Some records

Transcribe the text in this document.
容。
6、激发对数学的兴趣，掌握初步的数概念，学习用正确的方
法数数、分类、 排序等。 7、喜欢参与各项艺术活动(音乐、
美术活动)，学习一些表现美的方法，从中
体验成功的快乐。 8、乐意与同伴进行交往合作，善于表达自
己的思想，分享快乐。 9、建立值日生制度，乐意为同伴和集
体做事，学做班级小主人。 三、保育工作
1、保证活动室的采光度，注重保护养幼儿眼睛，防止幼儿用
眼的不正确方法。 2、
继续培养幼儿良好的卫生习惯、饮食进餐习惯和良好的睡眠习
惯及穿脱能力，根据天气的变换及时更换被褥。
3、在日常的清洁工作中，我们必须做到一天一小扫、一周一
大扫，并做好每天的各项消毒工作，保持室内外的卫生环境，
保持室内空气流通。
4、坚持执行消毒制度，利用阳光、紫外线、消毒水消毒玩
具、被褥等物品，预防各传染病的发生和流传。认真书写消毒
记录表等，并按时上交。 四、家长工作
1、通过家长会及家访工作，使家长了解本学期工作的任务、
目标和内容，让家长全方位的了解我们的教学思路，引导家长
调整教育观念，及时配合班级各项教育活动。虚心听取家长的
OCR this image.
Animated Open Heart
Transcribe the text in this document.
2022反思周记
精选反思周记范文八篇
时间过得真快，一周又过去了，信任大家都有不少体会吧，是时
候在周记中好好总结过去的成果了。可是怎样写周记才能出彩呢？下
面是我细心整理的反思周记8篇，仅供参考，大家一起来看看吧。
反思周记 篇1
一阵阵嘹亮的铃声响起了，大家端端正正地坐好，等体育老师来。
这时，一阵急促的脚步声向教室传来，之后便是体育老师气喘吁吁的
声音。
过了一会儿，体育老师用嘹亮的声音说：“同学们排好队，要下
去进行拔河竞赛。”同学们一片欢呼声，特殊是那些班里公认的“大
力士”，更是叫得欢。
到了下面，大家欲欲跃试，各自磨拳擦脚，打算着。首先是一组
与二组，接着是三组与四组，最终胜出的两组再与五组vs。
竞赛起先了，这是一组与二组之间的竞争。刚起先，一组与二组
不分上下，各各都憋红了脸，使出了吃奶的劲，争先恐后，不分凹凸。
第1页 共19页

- What you need to do -
Return all of the entries exactly as written.

- Exercise result -
Transcribe the text in this document.
容。
6、激发对数学的兴趣，掌握初步的数概念，学习用正确的方
法数数、分类、 排序等。 7、喜欢参与各项艺术活动(音乐、
美术活动)，学习一些表现美的方法，从中
体验成功的快乐。 8、乐意与同伴进行交往合作，善于表达自
己的思想，分享快乐。 9、建立值日生制度，乐意为同伴和集
体做事，学做班级小主人。 三、保育工作
1、保证活动室的采光度，注重保护养幼儿眼睛，防止幼儿用
眼的不正确方法。 2、
继续培养幼儿良好的卫生习惯、饮食进餐习惯和良好的睡眠习
惯及穿脱能力，根据天气的变换及时更换被褥。
3、在日常的清洁工作中，我们必须做到一天一小扫、一周一
大扫，并做好每天的各项消毒工作，保持室内外的卫生环境，
保持室内空气流通。
4、坚持执行消毒制度，利用阳光、紫外线、消毒水消毒玩
具、被褥等物品，预防各传染病的发生和流传。认真书写消毒
记录表等，并按时上交。 四、家长工作
1、通过家长会及家访工作，使家长了解本学期工作的任务、
目标和内容，让家长全方位的了解我们的教学思路，引导家长
调整教育观念，及时配合班级各项教育活动。虚心听取家长的
OCR this image.
Animated Open Heart
Transcribe the text in this document.
2022反思周记
精选反思周记范文八篇
时间过得真快，一周又过去了，信任大家都有不少体会吧，是时
候在周记中好好总结过去的成果了。可是怎样写周记才能出彩呢？下
面是我细心整理的反思周记8篇，仅供参考，大家一起来看看吧。
反思周记 篇1
一阵阵嘹亮的铃声响起了，大家端端正正地坐好，等体育老师来。
这时，一阵急促的脚步声向教室传来，之后便是体育老师气喘吁吁的
声音。
过了一会儿，体育老师用嘹亮的声音说：“同学们排好队，要下
去进行拔河竞赛。”同学们一片欢呼声，特殊是那些班里公认的“大
力士”，更是叫得欢。
到了下面，大家欲欲跃试，各自磨拳擦脚，打算着。首先是一组
与二组，接着是三组与四组，最终胜出的两组再与五组vs。
竞赛起先了，这是一组与二组之间的竞争。刚起先，一组与二组
不分上下，各各都憋红了脸，使出了吃奶的劲，争先恐后，不分凹凸。
第1页 共19页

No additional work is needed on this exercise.